*Given exercise:*
List every line in the data that contains the string "page", matching case exactly.

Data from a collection
=-=-=-=-=

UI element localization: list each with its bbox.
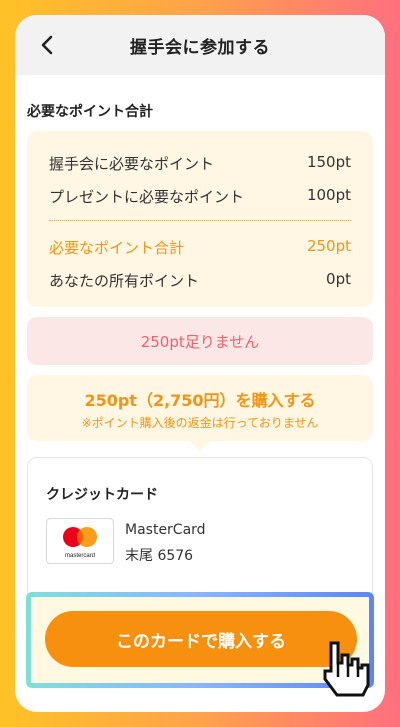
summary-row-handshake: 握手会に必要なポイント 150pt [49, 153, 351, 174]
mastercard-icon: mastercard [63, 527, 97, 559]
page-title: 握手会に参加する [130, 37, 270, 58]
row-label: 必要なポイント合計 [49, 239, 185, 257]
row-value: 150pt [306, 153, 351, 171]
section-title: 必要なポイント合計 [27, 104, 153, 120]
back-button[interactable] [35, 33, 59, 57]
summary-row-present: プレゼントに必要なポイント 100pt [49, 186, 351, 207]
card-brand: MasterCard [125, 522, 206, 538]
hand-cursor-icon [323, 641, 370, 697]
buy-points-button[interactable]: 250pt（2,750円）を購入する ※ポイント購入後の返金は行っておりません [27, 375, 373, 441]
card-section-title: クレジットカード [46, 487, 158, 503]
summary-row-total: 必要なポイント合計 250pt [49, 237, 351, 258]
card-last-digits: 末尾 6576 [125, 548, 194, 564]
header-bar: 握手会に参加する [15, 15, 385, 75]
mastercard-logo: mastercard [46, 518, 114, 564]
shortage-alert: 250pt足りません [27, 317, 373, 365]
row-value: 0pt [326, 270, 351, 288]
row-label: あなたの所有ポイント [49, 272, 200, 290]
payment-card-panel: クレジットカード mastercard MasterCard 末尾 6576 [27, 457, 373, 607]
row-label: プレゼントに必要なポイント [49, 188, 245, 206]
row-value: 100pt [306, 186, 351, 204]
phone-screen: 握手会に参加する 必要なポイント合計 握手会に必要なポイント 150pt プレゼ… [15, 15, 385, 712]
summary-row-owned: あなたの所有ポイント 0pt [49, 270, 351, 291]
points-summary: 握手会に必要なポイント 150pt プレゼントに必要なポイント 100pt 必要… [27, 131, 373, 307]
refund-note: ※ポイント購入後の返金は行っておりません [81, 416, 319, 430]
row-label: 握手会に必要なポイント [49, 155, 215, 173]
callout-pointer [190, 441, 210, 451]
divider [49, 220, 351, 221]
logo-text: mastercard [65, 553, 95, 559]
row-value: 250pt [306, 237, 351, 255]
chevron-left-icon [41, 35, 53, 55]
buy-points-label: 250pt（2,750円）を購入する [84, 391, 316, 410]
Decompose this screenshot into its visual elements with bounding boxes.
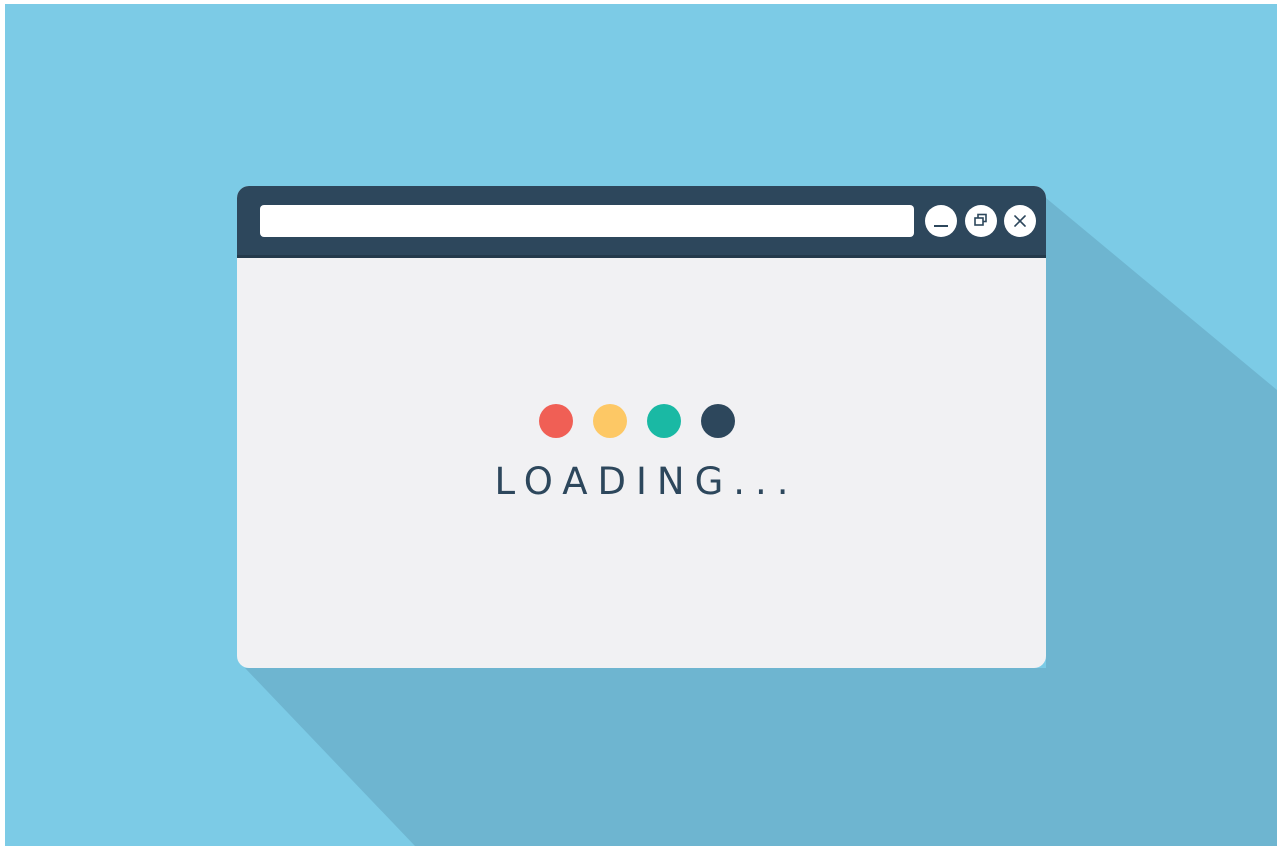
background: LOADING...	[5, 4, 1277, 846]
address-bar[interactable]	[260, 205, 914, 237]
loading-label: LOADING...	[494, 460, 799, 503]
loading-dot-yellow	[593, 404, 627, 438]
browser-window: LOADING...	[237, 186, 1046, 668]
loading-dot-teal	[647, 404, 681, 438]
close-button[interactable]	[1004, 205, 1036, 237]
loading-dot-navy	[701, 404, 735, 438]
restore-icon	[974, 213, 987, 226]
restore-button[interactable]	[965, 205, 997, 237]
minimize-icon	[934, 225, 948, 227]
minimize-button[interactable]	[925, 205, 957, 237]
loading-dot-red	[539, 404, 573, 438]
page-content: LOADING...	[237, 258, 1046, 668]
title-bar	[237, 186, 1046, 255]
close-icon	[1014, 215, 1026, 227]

=-=-=-=-=

*Response:*
page-title: 握手会に参加する [130, 37, 270, 58]
page-content: LOADING...	[237, 258, 1046, 668]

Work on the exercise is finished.